— START —

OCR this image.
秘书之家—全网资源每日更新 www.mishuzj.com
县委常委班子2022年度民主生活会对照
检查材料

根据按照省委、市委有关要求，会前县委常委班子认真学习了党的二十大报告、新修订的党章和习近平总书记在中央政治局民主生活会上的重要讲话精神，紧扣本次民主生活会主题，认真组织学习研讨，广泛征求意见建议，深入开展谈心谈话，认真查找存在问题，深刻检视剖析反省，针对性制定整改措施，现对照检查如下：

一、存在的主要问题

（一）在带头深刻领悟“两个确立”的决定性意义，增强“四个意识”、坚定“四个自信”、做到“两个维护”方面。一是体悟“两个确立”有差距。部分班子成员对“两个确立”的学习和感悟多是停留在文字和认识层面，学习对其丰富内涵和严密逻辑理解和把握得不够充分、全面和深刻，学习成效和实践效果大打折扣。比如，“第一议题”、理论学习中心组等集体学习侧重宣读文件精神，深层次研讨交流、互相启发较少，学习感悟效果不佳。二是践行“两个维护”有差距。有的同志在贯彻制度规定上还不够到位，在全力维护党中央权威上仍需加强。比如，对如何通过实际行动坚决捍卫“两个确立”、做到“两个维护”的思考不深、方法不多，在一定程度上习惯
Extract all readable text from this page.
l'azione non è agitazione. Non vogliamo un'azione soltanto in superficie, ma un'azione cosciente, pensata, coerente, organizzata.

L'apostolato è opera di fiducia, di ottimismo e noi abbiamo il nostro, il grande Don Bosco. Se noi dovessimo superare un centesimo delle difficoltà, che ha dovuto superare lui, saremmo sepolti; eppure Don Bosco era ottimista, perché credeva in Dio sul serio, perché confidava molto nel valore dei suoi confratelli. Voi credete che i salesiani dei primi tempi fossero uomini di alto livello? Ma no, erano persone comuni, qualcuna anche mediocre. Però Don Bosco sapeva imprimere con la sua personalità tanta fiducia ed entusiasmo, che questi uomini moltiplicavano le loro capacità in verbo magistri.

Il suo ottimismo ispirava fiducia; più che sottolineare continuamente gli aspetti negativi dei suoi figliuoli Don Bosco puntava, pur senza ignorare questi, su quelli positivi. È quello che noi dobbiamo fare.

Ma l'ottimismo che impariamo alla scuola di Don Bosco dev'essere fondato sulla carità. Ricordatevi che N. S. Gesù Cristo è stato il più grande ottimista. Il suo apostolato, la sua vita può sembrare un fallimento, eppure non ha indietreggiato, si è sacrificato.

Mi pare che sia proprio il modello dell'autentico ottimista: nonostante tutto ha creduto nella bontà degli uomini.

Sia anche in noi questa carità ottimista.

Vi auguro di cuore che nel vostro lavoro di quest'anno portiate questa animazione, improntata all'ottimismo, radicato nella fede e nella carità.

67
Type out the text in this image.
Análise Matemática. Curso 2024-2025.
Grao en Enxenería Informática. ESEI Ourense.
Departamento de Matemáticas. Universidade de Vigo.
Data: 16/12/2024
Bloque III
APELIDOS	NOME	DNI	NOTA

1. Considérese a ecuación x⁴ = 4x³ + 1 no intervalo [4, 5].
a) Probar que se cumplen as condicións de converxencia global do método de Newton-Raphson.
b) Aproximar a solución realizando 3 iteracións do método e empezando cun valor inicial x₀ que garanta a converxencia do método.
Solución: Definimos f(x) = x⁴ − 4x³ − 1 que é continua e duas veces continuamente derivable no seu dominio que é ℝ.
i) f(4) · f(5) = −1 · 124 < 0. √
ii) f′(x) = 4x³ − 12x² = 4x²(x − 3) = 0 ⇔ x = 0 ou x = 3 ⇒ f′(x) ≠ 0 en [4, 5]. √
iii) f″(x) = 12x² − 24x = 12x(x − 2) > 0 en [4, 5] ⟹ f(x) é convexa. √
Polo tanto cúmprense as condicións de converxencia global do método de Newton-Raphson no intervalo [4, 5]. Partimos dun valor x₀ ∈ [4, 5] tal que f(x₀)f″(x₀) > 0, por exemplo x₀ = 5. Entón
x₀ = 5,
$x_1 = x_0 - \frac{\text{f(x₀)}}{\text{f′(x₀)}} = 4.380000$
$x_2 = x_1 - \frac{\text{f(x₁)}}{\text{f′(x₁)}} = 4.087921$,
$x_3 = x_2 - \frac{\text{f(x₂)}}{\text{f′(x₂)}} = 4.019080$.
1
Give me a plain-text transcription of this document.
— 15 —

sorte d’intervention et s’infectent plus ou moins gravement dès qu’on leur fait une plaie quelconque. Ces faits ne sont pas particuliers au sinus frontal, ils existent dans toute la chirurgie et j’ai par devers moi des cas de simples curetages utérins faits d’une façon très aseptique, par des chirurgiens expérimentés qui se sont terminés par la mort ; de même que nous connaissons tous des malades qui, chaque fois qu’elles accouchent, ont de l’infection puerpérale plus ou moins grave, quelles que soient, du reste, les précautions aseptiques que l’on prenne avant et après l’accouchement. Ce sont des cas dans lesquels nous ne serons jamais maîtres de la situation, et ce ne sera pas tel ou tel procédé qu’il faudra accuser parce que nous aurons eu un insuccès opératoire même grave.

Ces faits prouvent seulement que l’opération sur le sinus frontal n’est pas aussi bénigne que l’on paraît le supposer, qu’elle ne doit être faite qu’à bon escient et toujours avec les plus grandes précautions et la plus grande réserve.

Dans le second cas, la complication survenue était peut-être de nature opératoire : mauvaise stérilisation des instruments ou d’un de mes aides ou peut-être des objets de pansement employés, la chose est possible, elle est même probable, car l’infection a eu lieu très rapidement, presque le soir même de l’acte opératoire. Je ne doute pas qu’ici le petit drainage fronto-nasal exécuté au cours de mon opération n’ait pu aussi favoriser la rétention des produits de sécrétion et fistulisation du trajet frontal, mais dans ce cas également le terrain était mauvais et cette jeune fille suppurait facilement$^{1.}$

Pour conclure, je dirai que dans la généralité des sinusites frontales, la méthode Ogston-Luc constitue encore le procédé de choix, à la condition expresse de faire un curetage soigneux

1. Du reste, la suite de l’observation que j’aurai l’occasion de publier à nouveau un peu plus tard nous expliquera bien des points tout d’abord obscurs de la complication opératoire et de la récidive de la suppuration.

— END —

From the entries above, extract each line containing "continuamente".

Il suo ottimismo ispirava fiducia; più che sottolineare continuamente gli aspetti negativi dei suoi figliuoli Don Bosco puntava, pur senza ignorare questi, su quelli positivi. È quello che noi dobbiamo fare.
Solución: Definimos f(x) = x⁴ − 4x³ − 1 que é continua e duas veces continuamente derivable no seu dominio que é ℝ.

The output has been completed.